Problem: Each line that holds the word "content" should be returned.

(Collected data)
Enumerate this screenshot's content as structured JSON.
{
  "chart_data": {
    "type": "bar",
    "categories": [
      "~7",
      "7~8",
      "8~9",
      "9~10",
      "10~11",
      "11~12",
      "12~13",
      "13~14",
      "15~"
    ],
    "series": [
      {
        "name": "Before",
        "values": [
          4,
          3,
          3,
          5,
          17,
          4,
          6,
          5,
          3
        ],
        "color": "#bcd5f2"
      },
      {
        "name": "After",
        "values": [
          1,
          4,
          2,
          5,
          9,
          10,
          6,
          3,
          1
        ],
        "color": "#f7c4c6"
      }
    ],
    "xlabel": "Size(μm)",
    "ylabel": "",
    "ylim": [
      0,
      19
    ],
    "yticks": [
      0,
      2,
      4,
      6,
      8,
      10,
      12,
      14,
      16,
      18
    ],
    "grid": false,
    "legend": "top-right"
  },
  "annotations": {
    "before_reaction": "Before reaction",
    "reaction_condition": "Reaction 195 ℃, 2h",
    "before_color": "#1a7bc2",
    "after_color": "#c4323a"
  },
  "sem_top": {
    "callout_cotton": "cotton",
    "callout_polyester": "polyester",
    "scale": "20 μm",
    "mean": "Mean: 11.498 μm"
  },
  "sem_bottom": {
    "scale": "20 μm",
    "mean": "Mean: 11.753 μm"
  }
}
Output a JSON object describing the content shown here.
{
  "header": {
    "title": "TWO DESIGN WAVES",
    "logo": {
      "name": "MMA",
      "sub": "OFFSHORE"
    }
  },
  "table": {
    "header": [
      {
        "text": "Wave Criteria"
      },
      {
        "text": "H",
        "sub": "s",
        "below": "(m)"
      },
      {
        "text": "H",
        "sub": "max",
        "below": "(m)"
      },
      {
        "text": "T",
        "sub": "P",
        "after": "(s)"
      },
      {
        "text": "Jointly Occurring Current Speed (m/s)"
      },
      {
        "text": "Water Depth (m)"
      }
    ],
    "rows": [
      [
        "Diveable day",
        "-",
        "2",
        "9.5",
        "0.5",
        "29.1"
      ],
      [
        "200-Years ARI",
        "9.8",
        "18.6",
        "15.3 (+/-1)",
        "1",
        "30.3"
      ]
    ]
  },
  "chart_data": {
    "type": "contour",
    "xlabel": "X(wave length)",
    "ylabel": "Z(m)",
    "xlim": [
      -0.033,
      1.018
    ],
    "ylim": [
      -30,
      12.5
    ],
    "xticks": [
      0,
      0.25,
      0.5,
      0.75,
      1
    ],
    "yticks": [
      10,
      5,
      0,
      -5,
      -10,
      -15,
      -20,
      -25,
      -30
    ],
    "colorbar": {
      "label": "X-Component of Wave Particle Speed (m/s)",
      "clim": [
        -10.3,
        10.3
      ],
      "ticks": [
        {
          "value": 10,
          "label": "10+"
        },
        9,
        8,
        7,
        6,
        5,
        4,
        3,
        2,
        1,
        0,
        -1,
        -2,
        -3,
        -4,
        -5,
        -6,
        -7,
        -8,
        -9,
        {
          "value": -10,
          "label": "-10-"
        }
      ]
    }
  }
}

Written reply:
Enumerate this screenshot's content as structured JSON.
Output a JSON object describing the content shown here.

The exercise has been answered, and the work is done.